Return each line holding the string "collabnet".

══════════════════════════════

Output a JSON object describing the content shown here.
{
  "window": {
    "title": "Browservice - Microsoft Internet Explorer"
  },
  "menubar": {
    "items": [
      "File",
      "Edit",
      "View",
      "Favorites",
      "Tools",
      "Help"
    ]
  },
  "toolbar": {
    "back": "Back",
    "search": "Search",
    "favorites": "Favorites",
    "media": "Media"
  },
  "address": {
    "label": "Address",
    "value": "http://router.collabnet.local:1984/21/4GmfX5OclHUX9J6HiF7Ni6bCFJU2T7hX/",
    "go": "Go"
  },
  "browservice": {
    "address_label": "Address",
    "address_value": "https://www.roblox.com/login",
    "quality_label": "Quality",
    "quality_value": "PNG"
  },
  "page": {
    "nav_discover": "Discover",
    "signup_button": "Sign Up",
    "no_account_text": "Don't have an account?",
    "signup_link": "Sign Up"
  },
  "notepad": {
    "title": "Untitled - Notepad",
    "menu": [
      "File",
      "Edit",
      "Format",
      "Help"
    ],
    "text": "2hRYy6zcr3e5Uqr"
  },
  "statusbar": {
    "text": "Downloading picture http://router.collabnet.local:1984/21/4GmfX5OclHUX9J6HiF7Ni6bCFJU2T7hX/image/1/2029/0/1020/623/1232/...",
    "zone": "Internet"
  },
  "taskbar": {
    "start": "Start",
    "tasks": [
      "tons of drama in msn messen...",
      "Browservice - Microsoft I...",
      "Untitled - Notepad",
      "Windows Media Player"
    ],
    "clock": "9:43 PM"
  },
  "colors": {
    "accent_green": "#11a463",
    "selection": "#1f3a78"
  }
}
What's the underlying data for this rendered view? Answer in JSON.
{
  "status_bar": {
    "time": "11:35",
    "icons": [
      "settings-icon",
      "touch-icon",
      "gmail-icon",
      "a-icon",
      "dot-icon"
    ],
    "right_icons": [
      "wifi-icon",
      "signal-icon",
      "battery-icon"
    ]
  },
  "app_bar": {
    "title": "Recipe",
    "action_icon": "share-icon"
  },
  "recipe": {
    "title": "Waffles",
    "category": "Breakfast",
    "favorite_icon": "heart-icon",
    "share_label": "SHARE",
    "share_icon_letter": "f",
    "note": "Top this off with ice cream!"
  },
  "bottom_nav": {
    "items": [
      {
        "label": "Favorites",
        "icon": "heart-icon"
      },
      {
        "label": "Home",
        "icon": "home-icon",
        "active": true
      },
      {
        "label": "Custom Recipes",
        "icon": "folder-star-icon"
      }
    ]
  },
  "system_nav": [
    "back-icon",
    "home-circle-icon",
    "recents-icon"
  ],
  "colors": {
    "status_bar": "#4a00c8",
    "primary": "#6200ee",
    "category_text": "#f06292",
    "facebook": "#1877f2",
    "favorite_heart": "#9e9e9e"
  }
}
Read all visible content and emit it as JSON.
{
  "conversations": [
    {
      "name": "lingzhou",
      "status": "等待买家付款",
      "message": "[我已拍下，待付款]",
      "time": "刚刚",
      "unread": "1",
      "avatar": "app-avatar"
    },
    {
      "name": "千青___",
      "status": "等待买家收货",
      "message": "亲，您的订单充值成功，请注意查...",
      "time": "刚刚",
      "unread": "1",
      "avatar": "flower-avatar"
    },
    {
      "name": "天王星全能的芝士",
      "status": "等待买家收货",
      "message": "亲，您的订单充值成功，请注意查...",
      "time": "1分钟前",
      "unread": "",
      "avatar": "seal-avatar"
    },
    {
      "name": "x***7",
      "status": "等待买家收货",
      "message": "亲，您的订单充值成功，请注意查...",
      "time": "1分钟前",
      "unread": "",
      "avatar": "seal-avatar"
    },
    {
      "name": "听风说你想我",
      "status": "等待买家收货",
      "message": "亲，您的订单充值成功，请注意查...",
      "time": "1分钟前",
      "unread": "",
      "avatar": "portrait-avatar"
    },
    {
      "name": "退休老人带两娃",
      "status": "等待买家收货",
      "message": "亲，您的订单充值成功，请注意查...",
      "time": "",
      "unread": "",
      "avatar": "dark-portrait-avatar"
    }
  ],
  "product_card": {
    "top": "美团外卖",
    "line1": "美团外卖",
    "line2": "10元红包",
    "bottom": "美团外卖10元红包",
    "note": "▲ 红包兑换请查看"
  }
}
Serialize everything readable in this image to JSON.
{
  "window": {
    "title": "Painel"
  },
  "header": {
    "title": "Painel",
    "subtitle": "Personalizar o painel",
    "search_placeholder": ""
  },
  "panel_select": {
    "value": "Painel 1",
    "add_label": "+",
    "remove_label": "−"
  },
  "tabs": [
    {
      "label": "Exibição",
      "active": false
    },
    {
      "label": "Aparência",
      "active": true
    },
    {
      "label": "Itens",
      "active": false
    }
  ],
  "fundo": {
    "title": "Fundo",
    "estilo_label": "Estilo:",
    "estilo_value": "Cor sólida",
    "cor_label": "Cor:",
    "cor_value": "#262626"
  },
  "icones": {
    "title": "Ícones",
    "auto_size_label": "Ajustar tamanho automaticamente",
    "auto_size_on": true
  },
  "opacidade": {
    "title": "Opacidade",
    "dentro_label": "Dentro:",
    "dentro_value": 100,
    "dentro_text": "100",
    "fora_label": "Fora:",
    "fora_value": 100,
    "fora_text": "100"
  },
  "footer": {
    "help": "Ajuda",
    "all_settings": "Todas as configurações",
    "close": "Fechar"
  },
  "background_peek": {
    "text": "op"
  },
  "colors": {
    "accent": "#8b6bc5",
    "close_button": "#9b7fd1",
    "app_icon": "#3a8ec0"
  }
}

══════════════════════════════

■ Answer for the task
    "value": "http://router.collabnet.local:1984/21/4GmfX5OclHUX9J6HiF7Ni6bCFJU2T7hX/",
    "text": "Downloading picture http://router.collabnet.local:1984/21/4GmfX5OclHUX9J6HiF7Ni6bCFJU2T7hX/image/1/2029/0/1020/623/1232/...",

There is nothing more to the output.